"""

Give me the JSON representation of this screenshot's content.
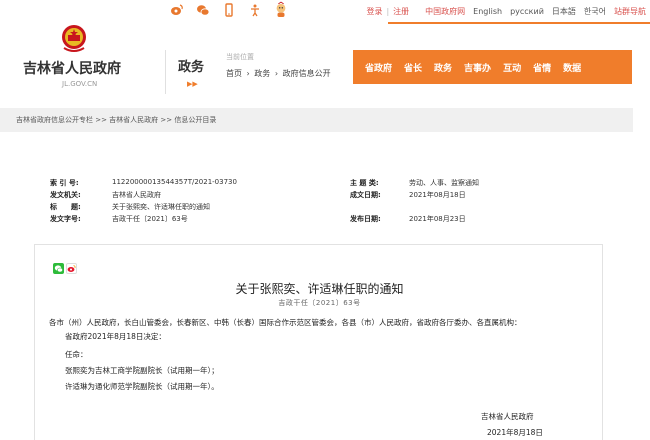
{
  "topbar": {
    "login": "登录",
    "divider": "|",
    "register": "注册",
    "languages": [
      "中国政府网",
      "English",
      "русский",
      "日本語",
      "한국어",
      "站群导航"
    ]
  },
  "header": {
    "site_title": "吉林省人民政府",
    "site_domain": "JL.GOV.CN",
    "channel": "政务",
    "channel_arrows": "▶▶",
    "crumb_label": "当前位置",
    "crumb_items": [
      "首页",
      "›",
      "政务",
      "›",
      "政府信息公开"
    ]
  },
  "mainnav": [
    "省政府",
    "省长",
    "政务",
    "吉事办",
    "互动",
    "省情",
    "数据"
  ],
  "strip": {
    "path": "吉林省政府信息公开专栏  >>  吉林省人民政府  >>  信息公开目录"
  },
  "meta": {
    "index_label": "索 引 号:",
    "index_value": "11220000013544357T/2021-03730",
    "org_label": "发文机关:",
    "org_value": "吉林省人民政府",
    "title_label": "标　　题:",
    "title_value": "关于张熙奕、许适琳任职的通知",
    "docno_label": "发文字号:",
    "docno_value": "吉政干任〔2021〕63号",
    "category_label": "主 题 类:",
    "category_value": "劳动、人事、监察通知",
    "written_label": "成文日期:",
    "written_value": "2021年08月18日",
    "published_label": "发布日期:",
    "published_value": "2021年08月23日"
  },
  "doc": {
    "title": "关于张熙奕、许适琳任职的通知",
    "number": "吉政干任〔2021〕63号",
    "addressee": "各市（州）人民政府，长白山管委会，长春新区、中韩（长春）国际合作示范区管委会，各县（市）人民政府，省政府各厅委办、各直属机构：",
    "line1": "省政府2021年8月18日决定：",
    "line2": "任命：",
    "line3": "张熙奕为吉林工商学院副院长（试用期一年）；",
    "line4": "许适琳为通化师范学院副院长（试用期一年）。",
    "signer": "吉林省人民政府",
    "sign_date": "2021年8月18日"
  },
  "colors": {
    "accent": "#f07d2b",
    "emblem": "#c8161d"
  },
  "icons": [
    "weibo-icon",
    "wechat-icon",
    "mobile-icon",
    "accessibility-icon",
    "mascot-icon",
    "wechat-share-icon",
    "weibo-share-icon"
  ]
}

"""
"""

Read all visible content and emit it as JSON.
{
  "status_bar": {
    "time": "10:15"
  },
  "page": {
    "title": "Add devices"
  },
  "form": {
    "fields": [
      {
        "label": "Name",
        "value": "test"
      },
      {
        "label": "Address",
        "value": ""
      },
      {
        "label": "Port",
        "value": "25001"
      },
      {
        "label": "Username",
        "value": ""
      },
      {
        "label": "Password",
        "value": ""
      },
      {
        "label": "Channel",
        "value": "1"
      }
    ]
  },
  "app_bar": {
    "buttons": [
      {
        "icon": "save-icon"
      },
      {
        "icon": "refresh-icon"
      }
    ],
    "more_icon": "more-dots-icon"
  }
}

"""

— Task goal —
Find every line in the listing that holds the string "吉政干任", then say how many there are as a bare number.

— Output —
2